Records from a data source:
□ □ □

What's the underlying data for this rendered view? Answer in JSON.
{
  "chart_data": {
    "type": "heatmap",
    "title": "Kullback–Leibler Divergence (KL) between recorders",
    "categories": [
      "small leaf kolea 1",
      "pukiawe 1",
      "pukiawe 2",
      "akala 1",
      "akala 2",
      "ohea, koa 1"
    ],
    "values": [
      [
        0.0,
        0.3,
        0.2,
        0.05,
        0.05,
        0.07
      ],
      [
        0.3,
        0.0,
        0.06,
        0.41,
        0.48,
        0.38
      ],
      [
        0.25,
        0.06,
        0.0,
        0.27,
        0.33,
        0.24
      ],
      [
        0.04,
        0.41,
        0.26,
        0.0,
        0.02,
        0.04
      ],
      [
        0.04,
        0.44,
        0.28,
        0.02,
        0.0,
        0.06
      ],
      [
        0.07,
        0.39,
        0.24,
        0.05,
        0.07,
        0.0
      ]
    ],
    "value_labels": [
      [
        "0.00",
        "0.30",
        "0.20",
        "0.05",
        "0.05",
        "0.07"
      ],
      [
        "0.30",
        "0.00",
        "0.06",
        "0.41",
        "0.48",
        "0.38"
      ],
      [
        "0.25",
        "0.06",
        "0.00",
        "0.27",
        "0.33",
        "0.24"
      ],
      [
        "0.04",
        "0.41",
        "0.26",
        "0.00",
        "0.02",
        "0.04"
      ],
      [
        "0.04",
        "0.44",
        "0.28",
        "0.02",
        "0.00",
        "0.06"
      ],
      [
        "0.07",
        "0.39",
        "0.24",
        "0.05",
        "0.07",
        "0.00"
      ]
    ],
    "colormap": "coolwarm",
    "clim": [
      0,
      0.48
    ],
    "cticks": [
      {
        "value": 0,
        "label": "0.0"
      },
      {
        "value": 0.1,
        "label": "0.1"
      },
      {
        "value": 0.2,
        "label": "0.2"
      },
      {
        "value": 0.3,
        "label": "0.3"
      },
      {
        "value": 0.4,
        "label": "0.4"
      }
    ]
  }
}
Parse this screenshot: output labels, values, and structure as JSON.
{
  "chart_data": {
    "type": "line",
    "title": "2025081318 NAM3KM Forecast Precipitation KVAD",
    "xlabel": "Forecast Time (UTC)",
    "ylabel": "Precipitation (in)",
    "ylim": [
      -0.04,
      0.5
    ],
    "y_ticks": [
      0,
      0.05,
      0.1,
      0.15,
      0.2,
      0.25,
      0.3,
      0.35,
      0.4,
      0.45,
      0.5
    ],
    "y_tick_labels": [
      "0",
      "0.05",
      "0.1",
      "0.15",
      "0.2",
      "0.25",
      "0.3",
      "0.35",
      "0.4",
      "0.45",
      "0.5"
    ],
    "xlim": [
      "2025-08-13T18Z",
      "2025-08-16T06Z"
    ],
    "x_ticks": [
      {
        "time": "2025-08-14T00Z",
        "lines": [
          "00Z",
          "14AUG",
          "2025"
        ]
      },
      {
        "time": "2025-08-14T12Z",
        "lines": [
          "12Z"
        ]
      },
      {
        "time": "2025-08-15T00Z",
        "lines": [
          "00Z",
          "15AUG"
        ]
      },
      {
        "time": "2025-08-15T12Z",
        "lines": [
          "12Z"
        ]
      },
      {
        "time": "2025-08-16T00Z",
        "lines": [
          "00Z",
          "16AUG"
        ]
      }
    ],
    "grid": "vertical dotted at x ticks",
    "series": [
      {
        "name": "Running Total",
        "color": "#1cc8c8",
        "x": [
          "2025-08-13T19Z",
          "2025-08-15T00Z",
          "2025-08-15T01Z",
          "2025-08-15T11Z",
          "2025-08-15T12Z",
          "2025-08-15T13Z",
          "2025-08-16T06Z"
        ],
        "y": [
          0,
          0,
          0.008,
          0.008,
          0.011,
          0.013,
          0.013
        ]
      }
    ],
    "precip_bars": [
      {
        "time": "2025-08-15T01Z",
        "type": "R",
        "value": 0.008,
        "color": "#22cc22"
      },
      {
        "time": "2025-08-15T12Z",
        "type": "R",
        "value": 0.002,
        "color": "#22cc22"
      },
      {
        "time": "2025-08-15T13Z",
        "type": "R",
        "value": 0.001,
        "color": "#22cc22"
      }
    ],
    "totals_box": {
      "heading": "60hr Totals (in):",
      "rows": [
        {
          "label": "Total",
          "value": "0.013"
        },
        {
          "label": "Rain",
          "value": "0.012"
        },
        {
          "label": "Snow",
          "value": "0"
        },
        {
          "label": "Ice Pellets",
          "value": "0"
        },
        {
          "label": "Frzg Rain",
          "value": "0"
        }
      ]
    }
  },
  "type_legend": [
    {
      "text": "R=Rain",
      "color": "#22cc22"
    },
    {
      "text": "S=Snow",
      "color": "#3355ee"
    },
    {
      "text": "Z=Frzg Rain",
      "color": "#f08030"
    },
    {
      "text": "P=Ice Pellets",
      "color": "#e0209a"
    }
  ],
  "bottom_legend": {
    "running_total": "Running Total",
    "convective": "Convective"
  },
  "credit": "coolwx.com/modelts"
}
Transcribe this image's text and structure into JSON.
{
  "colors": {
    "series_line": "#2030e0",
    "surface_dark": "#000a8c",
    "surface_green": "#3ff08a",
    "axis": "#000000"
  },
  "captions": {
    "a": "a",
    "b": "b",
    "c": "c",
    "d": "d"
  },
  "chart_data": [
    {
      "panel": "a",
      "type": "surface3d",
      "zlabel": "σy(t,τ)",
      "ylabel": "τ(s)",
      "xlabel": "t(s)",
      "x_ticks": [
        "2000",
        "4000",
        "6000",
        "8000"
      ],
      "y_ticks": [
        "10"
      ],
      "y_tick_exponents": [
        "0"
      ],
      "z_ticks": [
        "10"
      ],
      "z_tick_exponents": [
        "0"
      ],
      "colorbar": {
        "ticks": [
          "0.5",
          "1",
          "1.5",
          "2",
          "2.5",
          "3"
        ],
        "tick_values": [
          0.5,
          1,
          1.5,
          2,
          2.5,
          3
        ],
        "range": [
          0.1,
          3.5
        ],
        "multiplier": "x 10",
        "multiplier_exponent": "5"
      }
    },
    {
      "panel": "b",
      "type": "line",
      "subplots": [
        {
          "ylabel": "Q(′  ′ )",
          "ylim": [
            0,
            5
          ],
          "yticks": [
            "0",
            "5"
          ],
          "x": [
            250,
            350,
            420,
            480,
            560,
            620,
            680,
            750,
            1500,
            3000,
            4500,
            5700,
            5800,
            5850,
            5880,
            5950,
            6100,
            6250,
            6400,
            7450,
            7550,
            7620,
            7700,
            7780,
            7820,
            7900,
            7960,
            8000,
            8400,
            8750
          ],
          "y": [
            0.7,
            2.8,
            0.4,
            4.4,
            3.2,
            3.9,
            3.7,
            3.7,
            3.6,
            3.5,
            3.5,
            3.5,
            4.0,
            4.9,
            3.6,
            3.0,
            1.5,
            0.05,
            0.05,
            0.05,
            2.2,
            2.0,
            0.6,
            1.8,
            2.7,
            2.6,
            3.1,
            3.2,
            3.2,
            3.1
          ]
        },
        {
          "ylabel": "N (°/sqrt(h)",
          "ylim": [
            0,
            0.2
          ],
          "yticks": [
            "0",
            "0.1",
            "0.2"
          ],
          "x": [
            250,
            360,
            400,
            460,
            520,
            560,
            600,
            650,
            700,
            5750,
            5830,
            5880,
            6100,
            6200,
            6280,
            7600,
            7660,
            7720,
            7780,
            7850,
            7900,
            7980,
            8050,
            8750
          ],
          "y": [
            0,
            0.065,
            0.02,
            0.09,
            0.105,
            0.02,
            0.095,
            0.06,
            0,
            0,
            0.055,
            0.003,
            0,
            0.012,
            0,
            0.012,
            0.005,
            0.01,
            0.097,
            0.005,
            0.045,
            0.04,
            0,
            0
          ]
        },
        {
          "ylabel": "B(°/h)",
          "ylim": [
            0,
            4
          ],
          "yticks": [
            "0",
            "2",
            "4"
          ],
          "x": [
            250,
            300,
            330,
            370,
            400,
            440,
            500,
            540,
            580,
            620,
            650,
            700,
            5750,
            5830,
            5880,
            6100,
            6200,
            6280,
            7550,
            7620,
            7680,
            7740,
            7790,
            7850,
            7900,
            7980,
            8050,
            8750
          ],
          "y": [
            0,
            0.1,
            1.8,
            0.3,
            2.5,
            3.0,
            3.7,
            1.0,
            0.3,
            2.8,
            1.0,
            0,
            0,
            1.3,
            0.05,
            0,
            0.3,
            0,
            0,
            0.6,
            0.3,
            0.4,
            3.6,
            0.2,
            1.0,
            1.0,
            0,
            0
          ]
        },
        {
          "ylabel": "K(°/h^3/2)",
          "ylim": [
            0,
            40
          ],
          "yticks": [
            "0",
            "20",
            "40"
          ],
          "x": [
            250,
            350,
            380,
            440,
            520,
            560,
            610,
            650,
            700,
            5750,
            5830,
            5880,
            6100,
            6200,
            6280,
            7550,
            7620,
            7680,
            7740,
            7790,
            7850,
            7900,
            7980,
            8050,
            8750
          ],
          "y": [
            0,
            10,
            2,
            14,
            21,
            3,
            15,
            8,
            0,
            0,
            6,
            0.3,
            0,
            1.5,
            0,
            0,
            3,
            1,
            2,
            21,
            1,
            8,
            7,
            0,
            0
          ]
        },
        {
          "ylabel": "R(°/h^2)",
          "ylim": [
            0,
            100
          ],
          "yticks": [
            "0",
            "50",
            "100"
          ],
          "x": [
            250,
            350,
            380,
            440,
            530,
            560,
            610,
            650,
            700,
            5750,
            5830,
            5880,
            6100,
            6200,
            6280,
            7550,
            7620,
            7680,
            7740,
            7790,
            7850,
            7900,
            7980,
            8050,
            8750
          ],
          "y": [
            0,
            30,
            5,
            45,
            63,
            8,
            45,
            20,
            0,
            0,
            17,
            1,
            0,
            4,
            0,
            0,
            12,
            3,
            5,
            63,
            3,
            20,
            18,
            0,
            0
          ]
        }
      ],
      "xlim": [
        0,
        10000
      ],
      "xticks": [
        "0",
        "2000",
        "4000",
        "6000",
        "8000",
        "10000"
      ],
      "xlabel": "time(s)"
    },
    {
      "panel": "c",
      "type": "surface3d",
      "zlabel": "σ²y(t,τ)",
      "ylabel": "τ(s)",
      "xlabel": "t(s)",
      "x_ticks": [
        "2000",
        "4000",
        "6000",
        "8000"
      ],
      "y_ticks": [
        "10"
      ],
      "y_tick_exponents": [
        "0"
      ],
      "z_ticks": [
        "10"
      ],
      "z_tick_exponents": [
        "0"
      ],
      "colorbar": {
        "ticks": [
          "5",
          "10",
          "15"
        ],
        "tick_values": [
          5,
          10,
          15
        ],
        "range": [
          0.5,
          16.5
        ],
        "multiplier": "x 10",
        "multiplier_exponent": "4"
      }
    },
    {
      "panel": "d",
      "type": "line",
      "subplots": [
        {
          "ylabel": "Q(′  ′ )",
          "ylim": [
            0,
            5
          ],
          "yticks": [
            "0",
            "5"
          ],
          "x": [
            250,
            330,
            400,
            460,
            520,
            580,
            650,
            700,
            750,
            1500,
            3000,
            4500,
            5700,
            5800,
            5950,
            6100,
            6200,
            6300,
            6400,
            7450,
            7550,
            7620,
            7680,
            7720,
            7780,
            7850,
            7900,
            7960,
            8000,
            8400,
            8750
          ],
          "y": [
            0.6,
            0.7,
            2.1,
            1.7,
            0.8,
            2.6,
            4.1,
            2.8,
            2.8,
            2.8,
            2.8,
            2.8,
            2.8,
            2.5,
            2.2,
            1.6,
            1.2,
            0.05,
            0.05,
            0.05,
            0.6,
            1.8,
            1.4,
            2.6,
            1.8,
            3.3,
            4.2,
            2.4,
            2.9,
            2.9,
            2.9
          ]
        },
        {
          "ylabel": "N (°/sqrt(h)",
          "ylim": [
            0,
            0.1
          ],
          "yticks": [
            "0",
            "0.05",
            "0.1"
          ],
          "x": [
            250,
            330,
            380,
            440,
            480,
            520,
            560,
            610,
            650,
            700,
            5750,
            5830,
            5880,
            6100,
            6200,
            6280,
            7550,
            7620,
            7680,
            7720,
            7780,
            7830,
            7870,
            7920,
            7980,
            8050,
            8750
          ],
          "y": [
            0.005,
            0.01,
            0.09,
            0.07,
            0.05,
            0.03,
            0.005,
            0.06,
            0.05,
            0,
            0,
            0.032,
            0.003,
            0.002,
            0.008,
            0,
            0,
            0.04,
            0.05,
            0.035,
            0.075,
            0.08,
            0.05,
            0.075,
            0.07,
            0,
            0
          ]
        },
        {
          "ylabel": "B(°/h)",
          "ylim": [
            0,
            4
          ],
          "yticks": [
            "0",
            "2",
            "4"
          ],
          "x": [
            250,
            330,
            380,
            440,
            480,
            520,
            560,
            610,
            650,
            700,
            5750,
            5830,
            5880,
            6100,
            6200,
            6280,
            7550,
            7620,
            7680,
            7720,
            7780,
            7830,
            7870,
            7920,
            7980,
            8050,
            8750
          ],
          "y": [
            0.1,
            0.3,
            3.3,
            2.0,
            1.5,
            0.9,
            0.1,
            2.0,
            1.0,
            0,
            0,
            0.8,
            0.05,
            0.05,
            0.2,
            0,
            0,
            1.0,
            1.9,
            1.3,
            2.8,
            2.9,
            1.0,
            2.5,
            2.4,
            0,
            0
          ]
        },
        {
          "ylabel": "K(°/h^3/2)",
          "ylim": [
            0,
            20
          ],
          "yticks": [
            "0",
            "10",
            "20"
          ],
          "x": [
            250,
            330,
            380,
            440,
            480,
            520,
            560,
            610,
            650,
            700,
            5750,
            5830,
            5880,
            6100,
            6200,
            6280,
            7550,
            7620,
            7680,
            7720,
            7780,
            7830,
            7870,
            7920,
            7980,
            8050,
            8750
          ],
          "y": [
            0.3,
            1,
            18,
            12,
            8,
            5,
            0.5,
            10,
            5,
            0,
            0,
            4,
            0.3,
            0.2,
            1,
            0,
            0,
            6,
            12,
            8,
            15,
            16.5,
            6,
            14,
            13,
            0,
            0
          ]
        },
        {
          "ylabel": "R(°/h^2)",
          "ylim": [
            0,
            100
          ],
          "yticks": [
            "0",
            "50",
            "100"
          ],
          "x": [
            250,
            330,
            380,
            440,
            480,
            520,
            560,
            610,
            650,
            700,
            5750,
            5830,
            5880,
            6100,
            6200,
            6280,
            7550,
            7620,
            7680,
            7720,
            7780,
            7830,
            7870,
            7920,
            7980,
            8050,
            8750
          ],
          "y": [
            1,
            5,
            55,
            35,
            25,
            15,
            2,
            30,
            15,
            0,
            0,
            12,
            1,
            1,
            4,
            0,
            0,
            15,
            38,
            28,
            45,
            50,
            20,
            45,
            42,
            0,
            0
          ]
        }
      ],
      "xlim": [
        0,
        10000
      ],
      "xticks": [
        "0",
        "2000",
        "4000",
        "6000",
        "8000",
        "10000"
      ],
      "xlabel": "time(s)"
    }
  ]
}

□ □ □

What you need to do –
Write out every line of the preceding listing that contains "structure".

Worked answer –
Parse this screenshot: output labels, values, and structure as JSON.
Transcribe this image's text and structure into JSON.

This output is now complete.